- _Do this_: Repeat every record exactly, but keep images out of the copy.

-.-.-

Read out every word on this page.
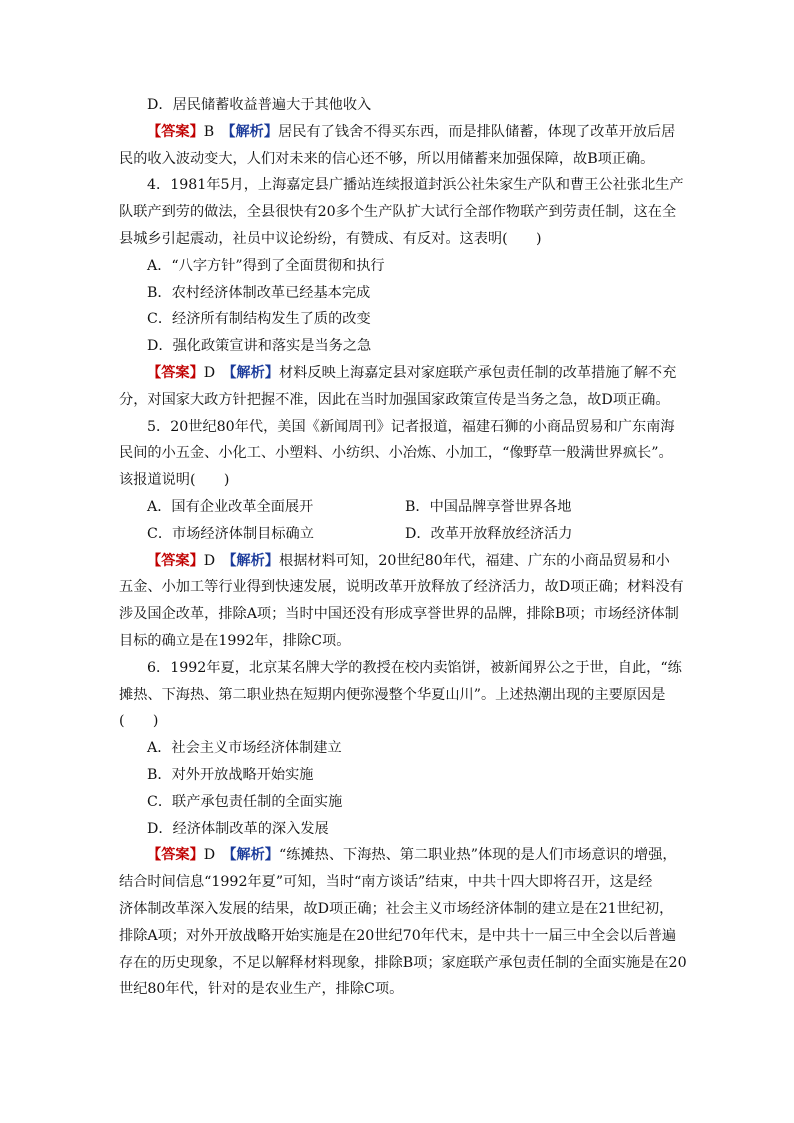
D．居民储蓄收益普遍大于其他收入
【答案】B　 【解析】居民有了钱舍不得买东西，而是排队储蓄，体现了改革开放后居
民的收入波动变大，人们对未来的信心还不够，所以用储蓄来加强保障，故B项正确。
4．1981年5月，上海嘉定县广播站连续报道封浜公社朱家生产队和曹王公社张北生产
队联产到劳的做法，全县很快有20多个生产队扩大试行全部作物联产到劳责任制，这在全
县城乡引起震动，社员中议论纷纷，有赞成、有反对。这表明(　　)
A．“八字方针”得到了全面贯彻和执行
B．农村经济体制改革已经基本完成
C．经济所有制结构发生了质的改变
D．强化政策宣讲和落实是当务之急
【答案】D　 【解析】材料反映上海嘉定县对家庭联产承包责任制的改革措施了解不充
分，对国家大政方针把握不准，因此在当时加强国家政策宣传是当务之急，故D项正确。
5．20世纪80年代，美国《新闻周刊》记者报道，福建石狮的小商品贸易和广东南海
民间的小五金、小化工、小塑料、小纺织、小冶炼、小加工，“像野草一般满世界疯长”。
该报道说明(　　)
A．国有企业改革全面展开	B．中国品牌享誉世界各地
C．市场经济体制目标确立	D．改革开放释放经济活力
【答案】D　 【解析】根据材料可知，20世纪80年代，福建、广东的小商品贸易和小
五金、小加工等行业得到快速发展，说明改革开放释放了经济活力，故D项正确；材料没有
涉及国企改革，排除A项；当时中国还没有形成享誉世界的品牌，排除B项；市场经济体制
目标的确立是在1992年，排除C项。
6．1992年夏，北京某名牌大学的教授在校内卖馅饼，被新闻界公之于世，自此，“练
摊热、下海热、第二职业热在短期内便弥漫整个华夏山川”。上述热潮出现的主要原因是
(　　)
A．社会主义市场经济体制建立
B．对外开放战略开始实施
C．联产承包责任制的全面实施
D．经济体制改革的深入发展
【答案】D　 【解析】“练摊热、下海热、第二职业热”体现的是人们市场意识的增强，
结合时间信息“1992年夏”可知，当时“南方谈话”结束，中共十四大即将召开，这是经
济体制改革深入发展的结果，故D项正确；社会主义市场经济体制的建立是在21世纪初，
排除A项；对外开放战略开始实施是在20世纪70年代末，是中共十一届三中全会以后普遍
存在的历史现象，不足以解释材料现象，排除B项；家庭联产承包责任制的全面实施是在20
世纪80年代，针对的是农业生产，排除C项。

-.-.-

- _Output of the task_:
Read out every word on this page.
D．居民储蓄收益普遍大于其他收入
【答案】B　 【解析】居民有了钱舍不得买东西，而是排队储蓄，体现了改革开放后居
民的收入波动变大，人们对未来的信心还不够，所以用储蓄来加强保障，故B项正确。
4．1981年5月，上海嘉定县广播站连续报道封浜公社朱家生产队和曹王公社张北生产
队联产到劳的做法，全县很快有20多个生产队扩大试行全部作物联产到劳责任制，这在全
县城乡引起震动，社员中议论纷纷，有赞成、有反对。这表明(　　)
A．“八字方针”得到了全面贯彻和执行
B．农村经济体制改革已经基本完成
C．经济所有制结构发生了质的改变
D．强化政策宣讲和落实是当务之急
【答案】D　 【解析】材料反映上海嘉定县对家庭联产承包责任制的改革措施了解不充
分，对国家大政方针把握不准，因此在当时加强国家政策宣传是当务之急，故D项正确。
5．20世纪80年代，美国《新闻周刊》记者报道，福建石狮的小商品贸易和广东南海
民间的小五金、小化工、小塑料、小纺织、小冶炼、小加工，“像野草一般满世界疯长”。
该报道说明(　　)
A．国有企业改革全面展开	B．中国品牌享誉世界各地
C．市场经济体制目标确立	D．改革开放释放经济活力
【答案】D　 【解析】根据材料可知，20世纪80年代，福建、广东的小商品贸易和小
五金、小加工等行业得到快速发展，说明改革开放释放了经济活力，故D项正确；材料没有
涉及国企改革，排除A项；当时中国还没有形成享誉世界的品牌，排除B项；市场经济体制
目标的确立是在1992年，排除C项。
6．1992年夏，北京某名牌大学的教授在校内卖馅饼，被新闻界公之于世，自此，“练
摊热、下海热、第二职业热在短期内便弥漫整个华夏山川”。上述热潮出现的主要原因是
(　　)
A．社会主义市场经济体制建立
B．对外开放战略开始实施
C．联产承包责任制的全面实施
D．经济体制改革的深入发展
【答案】D　 【解析】“练摊热、下海热、第二职业热”体现的是人们市场意识的增强，
结合时间信息“1992年夏”可知，当时“南方谈话”结束，中共十四大即将召开，这是经
济体制改革深入发展的结果，故D项正确；社会主义市场经济体制的建立是在21世纪初，
排除A项；对外开放战略开始实施是在20世纪70年代末，是中共十一届三中全会以后普遍
存在的历史现象，不足以解释材料现象，排除B项；家庭联产承包责任制的全面实施是在20
世纪80年代，针对的是农业生产，排除C项。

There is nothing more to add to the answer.